Extracted records
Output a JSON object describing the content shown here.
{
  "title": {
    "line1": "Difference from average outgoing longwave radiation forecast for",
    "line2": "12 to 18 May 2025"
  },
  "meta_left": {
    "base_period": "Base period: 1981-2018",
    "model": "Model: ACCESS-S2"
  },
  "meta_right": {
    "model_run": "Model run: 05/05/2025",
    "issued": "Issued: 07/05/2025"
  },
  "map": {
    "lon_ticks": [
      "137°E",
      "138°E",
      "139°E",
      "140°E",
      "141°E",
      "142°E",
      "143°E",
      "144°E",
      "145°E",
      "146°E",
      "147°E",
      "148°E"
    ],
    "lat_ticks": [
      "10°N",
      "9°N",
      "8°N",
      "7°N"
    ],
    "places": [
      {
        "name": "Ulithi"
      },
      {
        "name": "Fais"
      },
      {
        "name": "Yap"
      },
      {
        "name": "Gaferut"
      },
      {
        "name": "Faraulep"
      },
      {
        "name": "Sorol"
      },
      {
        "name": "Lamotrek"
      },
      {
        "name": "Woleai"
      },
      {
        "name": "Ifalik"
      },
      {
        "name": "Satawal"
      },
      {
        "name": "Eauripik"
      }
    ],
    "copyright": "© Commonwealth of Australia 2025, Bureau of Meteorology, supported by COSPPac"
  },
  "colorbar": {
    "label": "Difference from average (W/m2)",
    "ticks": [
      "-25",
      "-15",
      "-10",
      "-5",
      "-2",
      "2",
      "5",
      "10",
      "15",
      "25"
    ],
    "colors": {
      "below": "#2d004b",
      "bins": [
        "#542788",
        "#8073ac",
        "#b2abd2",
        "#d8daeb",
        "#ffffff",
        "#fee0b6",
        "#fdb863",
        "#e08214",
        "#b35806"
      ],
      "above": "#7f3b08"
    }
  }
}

--

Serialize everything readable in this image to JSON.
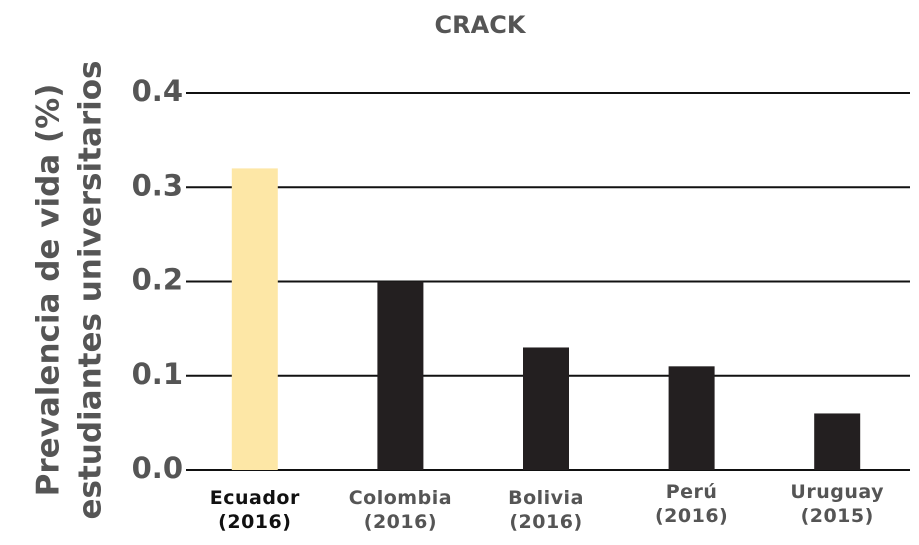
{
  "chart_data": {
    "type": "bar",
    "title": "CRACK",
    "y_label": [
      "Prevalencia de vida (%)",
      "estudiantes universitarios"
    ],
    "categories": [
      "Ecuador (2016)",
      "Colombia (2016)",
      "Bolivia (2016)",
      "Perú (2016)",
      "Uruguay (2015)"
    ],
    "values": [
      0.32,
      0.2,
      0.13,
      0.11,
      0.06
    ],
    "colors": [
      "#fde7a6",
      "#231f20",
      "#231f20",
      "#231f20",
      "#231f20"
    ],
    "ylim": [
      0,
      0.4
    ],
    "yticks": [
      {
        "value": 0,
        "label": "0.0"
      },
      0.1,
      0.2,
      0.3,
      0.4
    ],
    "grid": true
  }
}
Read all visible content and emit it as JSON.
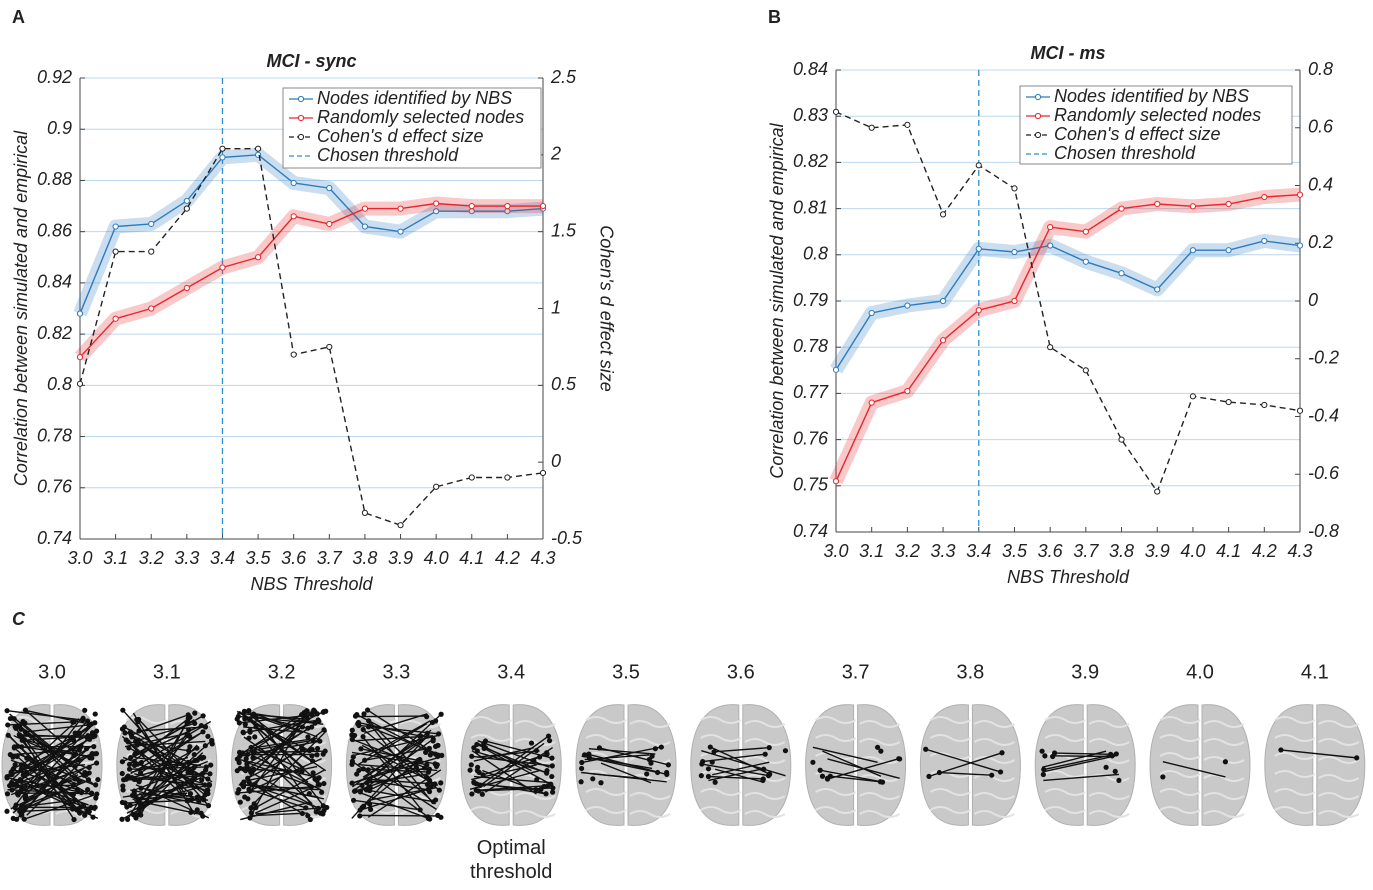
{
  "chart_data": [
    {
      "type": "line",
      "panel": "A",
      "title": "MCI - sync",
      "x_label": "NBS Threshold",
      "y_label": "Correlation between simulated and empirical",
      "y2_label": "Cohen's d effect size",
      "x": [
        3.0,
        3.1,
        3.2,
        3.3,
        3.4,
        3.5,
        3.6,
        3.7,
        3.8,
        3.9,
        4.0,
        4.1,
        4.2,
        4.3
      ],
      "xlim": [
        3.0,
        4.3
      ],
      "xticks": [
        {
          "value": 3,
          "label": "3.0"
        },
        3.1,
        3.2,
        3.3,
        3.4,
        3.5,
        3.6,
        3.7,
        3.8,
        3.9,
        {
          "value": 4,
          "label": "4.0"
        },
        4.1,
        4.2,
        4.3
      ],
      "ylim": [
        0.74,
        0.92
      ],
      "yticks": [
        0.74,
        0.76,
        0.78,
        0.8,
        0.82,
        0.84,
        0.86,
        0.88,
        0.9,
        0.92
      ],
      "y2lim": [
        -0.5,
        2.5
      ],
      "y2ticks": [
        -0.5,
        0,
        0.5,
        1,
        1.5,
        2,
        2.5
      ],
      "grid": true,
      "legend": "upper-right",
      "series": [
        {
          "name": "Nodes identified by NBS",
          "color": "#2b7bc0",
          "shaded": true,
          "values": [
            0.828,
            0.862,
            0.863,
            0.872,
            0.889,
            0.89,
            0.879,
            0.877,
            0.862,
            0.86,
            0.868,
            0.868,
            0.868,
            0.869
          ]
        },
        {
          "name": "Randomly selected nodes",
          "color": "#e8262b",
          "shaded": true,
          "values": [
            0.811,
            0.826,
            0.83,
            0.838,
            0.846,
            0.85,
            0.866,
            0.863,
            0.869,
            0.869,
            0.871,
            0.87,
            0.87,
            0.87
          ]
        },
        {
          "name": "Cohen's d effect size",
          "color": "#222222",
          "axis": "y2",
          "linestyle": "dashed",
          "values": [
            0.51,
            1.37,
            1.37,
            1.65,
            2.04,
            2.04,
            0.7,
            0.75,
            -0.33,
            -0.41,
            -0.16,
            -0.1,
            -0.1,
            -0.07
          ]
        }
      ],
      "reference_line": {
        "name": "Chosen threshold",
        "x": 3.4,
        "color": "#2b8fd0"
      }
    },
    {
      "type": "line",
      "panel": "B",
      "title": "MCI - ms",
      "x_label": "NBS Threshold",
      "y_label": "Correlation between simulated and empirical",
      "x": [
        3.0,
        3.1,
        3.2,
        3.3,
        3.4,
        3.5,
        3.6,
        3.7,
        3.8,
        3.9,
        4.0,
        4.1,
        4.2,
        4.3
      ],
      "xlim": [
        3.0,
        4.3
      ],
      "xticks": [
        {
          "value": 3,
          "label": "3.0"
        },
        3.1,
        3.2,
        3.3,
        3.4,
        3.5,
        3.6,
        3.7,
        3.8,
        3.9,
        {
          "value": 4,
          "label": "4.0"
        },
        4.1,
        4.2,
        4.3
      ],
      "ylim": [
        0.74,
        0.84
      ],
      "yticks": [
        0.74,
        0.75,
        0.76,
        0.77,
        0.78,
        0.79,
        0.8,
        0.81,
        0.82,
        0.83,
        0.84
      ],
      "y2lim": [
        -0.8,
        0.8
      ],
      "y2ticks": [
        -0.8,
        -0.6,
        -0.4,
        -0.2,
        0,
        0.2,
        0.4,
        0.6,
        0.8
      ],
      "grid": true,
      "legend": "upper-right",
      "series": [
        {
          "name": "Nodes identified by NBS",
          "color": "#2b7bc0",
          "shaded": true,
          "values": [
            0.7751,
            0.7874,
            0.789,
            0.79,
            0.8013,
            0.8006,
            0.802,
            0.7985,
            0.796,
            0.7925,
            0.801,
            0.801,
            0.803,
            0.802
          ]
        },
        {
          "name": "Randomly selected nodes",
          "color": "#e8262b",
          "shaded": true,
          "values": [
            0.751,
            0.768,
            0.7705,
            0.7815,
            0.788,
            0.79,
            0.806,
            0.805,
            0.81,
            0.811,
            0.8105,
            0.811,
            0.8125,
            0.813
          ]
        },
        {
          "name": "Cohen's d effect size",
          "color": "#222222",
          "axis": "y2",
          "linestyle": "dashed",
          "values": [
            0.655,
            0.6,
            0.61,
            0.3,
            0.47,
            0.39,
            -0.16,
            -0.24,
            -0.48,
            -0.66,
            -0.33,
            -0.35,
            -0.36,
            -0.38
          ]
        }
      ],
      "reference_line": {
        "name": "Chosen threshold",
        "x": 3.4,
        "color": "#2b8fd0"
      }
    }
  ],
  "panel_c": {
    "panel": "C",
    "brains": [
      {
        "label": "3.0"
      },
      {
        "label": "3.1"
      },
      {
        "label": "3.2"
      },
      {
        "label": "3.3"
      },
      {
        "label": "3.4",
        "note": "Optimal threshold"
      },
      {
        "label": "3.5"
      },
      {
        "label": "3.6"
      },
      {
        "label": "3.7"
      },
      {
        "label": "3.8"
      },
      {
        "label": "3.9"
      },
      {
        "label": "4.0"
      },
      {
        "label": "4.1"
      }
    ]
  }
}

> [Problem to work on]
Above are entries; state the number of lines among them that contain "title", and nothing else.

> [Task response]
4